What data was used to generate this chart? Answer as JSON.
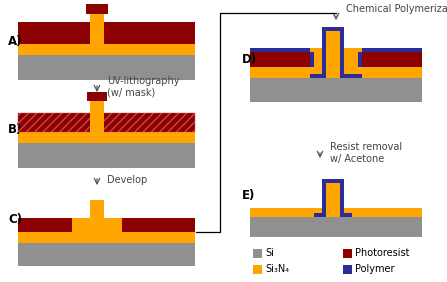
{
  "colors": {
    "si": "#909090",
    "si3n4": "#FFA500",
    "photoresist": "#8B0000",
    "polymer": "#2B2B9A",
    "bg": "#ffffff"
  },
  "legend": {
    "si_label": "Si",
    "si3n4_label": "Si₃N₄",
    "photoresist_label": "Photoresist",
    "polymer_label": "Polymer"
  },
  "labels": {
    "A": "A)",
    "B": "B)",
    "C": "C)",
    "D": "D)",
    "E": "E)",
    "arrow1": "UV-lithography\n(w/ mask)",
    "arrow2": "Develop",
    "arrow3": "Chemical Polymerization",
    "arrow4": "Resist removal\nw/ Acetone"
  }
}
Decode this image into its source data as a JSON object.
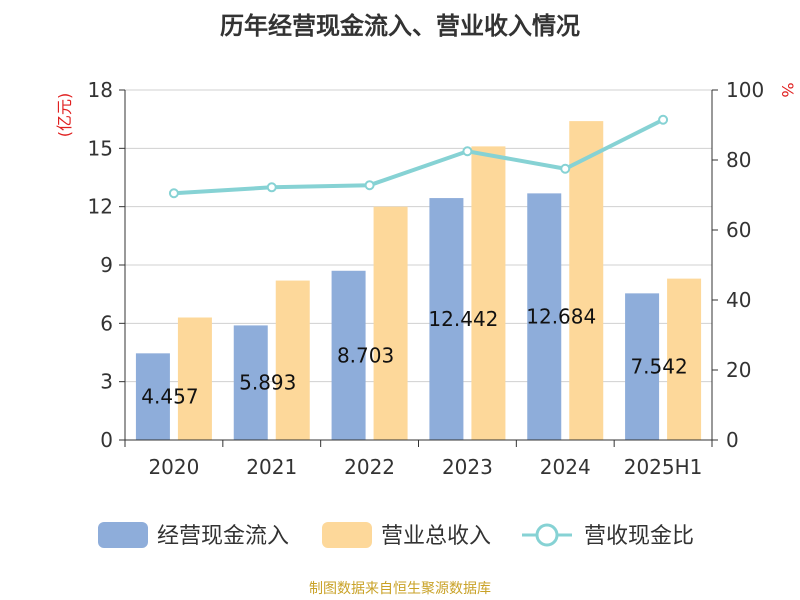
{
  "source_text": "制图数据来自恒生聚源数据库",
  "colors": {
    "bar1": "#8eadda",
    "bar2": "#fdd89a",
    "line": "#86d2d4",
    "grid": "#d0d0d0",
    "axis": "#333333",
    "unit": "#e02020"
  },
  "chart_data": {
    "type": "bar",
    "title": "历年经营现金流入、营业收入情况",
    "categories": [
      "2020",
      "2021",
      "2022",
      "2023",
      "2024",
      "2025H1"
    ],
    "y_left": {
      "unit": "(亿元)",
      "ylim": [
        0,
        18
      ],
      "ticks": [
        0,
        3,
        6,
        9,
        12,
        15,
        18
      ]
    },
    "y_right": {
      "unit": "%",
      "ylim": [
        0,
        100
      ],
      "ticks": [
        0,
        20,
        40,
        60,
        80,
        100
      ]
    },
    "grid": true,
    "legend_position": "bottom",
    "series": [
      {
        "name": "经营现金流入",
        "type": "bar",
        "axis": "left",
        "values": [
          4.457,
          5.893,
          8.703,
          12.442,
          12.684,
          7.542
        ],
        "labels": [
          "4.457",
          "5.893",
          "8.703",
          "12.442",
          "12.684",
          "7.542"
        ]
      },
      {
        "name": "营业总收入",
        "type": "bar",
        "axis": "left",
        "values": [
          6.3,
          8.2,
          12.0,
          15.1,
          16.4,
          8.3
        ]
      },
      {
        "name": "营收现金比",
        "type": "line",
        "axis": "right",
        "values": [
          70.5,
          72.2,
          72.8,
          82.5,
          77.5,
          91.5
        ]
      }
    ]
  }
}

---*---

Requirement - Locate the word "this" in the entries, and copy every line where it is found.

Result -
What data was used to generate this chart? Answer as JSON.
Decode this image into its source data as a JSON object.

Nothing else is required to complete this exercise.